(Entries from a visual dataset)
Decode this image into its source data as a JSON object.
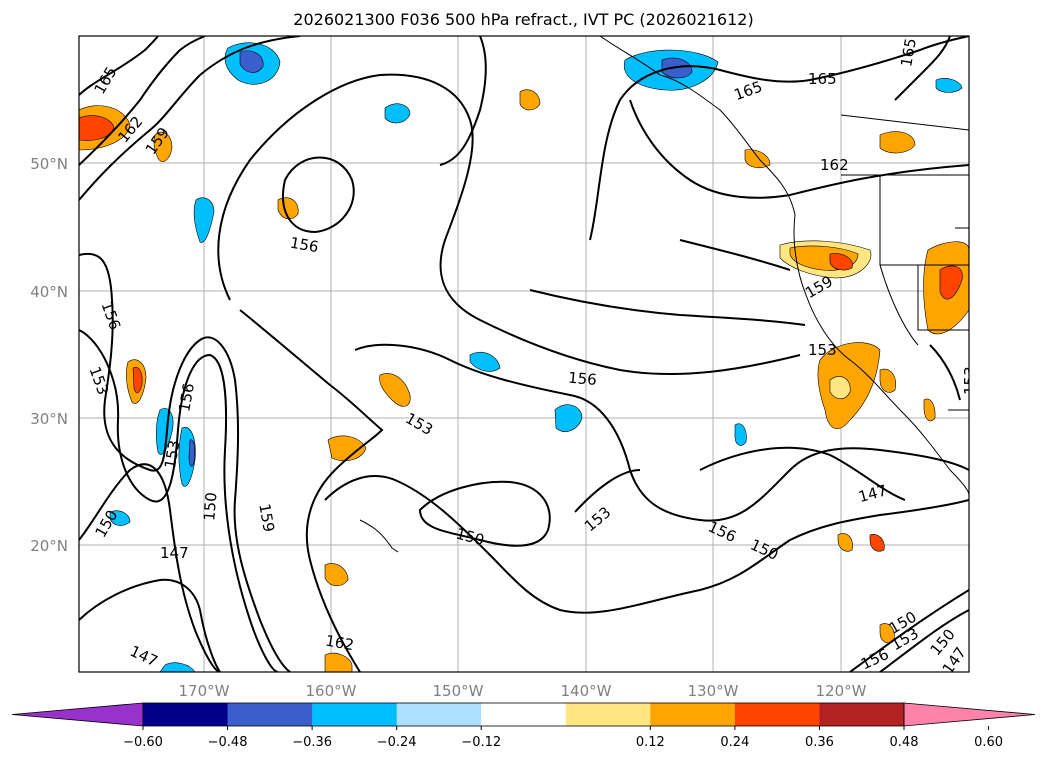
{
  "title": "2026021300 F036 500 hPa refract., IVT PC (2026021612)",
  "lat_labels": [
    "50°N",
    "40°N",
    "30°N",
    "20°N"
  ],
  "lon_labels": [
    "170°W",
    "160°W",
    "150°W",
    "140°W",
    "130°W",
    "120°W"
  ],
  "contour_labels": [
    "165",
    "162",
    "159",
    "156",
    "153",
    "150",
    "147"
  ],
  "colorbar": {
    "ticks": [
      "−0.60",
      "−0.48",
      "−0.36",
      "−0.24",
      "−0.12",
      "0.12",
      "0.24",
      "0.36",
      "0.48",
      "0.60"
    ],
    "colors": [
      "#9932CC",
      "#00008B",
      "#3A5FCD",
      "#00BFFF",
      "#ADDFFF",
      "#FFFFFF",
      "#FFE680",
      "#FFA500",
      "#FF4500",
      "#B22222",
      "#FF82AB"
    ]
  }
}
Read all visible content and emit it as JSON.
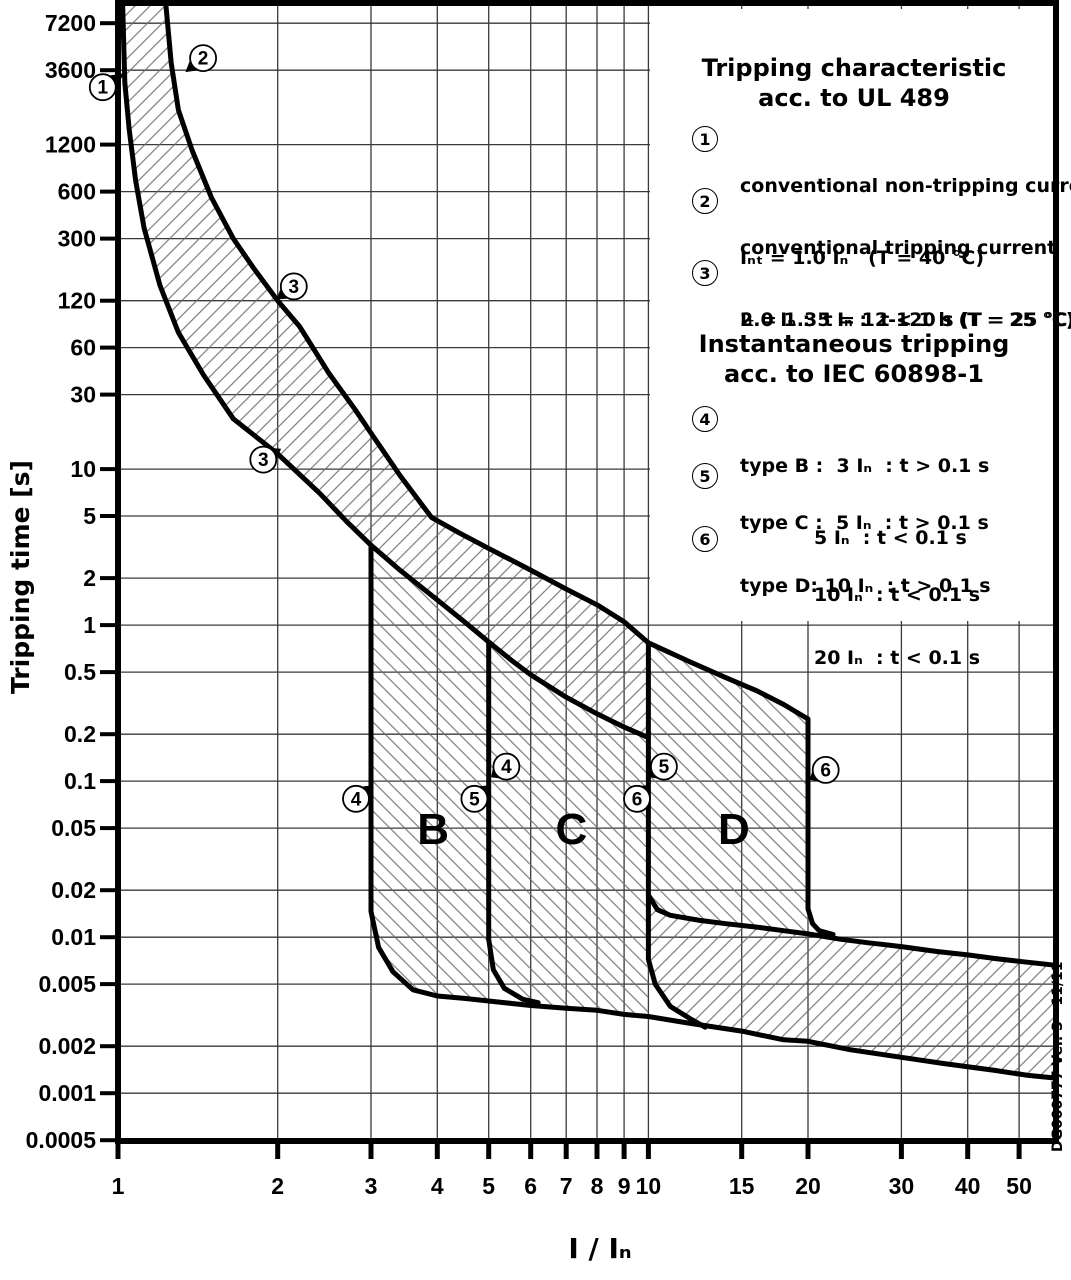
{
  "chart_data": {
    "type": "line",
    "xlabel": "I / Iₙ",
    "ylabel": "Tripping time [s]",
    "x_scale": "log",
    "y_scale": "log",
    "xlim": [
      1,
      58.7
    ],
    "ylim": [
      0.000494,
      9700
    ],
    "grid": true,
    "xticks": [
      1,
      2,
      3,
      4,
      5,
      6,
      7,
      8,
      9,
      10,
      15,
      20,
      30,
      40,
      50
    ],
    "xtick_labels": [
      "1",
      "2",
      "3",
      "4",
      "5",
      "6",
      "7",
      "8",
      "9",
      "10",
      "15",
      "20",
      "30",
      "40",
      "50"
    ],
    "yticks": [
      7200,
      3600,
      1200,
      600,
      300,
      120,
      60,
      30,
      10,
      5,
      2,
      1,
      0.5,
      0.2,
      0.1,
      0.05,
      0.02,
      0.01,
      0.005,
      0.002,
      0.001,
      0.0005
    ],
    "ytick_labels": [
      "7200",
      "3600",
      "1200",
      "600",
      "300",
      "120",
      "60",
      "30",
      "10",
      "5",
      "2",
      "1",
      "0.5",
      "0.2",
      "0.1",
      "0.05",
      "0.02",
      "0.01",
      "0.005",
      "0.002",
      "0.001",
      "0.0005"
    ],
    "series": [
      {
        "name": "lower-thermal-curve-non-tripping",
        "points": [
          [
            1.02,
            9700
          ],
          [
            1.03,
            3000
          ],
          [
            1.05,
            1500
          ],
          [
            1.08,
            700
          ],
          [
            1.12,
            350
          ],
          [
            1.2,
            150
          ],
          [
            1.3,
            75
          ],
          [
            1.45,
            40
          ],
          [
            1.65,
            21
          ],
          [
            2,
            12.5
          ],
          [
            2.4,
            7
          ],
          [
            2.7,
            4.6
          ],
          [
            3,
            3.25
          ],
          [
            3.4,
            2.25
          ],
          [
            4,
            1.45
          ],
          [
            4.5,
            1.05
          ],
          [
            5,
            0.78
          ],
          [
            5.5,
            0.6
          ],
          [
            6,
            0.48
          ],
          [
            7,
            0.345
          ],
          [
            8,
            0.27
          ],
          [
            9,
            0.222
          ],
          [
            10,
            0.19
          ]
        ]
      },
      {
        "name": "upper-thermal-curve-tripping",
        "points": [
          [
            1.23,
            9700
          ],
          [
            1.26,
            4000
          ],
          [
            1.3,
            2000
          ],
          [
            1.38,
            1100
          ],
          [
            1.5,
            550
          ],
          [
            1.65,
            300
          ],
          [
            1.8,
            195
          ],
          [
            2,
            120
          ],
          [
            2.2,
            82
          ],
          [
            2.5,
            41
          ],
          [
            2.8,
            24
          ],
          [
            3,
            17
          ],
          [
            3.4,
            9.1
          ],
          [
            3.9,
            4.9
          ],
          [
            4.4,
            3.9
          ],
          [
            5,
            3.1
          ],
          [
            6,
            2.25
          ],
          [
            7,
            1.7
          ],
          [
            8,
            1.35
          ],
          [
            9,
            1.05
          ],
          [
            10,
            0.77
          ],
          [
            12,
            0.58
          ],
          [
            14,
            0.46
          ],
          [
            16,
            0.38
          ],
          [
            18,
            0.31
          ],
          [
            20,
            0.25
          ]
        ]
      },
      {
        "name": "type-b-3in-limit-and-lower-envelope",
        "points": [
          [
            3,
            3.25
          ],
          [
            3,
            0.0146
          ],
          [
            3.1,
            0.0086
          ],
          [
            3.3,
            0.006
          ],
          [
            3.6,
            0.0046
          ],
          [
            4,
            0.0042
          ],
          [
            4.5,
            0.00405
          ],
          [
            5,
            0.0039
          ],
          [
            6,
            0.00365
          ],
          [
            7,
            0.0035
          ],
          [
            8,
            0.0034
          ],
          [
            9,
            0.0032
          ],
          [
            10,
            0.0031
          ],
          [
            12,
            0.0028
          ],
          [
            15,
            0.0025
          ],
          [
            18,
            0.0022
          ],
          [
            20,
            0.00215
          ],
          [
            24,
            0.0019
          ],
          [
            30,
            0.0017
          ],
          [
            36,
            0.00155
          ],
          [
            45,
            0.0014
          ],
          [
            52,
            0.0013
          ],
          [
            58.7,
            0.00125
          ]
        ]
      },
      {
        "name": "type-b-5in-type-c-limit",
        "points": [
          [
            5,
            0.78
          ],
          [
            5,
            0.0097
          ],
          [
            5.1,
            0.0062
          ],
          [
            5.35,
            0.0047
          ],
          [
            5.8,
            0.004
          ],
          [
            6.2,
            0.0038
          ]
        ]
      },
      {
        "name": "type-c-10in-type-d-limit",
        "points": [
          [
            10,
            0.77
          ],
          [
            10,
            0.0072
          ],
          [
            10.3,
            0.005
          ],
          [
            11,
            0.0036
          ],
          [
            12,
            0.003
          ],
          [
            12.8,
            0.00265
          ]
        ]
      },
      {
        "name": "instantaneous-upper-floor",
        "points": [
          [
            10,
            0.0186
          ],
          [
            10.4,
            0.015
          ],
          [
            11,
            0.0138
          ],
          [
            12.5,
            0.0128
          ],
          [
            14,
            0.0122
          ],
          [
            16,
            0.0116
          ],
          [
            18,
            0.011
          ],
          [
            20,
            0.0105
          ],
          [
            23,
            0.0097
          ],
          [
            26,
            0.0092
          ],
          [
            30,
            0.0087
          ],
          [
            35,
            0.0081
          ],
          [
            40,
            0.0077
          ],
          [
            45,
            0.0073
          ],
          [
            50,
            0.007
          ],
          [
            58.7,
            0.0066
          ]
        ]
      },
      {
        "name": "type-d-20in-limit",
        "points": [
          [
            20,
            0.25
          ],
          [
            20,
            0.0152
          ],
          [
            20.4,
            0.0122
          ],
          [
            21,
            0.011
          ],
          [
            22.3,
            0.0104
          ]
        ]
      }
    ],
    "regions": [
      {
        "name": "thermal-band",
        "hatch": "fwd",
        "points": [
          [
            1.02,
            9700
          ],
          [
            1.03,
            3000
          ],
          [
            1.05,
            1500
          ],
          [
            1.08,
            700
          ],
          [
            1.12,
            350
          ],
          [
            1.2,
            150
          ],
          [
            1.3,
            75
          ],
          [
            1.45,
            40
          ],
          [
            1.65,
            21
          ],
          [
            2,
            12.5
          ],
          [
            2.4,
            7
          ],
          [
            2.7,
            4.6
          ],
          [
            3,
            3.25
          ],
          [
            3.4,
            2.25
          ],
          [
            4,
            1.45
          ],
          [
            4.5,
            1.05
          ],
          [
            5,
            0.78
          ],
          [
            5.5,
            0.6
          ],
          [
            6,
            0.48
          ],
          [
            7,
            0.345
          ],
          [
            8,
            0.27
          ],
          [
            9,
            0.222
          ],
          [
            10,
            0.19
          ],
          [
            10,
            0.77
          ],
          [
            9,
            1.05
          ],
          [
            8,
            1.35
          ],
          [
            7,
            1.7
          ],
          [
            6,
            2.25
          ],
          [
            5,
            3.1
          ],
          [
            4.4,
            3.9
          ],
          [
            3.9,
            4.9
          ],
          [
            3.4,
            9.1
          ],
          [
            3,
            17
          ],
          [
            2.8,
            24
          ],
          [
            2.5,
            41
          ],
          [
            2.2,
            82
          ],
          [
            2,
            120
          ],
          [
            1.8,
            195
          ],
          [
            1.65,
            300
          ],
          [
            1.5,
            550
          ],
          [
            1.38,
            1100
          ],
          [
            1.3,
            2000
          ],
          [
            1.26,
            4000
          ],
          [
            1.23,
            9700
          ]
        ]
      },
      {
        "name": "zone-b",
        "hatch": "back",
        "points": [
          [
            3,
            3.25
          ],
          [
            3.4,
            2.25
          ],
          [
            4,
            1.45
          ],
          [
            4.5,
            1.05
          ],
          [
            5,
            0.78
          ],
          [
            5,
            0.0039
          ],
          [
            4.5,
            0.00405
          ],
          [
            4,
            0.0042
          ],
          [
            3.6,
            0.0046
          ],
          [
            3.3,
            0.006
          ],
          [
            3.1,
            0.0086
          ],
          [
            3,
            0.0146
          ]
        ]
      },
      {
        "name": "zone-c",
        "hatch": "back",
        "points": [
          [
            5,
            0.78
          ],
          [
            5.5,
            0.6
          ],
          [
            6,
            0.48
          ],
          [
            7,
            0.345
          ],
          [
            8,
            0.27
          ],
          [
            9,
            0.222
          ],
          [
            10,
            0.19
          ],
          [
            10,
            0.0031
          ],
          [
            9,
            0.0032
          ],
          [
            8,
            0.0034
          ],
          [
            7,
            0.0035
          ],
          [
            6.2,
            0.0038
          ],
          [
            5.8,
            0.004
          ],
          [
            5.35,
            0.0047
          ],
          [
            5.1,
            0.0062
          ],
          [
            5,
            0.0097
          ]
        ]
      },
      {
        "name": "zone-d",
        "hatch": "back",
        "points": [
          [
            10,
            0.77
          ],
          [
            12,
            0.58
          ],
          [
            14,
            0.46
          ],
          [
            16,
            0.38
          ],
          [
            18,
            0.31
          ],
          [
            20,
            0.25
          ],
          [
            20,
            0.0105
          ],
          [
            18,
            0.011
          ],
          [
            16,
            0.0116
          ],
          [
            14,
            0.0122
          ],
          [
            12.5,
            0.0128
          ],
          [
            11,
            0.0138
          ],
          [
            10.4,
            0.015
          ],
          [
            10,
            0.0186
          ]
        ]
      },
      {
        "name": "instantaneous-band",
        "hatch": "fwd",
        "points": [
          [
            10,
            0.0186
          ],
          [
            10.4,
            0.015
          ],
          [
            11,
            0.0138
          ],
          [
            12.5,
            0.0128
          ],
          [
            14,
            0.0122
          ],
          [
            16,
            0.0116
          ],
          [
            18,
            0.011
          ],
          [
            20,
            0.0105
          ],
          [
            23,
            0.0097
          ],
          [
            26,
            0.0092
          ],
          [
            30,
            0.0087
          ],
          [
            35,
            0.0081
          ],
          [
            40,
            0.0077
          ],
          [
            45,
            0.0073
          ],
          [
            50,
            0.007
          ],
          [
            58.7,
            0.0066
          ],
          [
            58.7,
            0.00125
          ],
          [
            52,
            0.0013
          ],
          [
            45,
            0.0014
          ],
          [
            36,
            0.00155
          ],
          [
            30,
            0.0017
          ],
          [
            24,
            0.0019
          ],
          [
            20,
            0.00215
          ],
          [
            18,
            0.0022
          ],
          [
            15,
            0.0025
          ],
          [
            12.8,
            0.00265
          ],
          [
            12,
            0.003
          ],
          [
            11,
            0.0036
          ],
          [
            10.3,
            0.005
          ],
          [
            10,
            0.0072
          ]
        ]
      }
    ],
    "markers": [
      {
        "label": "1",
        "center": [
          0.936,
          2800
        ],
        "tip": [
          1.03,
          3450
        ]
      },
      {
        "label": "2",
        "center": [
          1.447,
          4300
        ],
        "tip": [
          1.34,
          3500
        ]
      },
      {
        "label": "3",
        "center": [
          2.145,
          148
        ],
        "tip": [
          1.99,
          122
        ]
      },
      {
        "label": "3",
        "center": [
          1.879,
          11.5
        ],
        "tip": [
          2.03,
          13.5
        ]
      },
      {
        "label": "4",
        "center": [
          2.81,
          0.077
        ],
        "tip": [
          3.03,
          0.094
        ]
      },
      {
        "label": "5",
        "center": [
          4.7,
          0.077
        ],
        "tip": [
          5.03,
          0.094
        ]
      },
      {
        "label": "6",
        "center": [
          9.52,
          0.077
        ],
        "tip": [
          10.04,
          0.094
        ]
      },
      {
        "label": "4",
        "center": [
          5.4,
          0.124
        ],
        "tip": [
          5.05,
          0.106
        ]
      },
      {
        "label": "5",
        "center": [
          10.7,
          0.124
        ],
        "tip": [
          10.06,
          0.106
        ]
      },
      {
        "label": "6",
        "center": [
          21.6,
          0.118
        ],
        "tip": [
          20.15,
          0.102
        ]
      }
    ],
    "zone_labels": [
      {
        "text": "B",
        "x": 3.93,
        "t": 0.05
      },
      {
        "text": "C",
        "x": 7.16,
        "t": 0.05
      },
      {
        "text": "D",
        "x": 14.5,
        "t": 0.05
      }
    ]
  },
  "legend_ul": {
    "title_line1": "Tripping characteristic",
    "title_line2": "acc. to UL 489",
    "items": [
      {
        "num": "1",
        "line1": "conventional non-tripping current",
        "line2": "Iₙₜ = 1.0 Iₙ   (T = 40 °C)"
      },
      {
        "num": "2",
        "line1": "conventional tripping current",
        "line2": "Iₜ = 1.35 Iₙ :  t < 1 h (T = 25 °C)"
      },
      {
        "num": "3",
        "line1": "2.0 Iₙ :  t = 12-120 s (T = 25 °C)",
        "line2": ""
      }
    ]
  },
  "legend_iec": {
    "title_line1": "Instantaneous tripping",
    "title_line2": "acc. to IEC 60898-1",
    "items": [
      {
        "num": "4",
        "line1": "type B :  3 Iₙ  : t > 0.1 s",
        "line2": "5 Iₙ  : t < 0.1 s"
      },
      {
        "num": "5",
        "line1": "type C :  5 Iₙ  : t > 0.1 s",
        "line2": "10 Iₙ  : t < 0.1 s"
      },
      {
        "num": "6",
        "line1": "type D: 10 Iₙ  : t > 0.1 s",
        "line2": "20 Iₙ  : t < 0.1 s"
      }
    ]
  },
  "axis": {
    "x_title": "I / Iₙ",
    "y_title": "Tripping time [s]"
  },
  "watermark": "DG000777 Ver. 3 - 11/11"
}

▶ [Directive] Among the entries, how many lines contain the string "limit"? Give the number without anything else.

▶ [Exercise answer] 4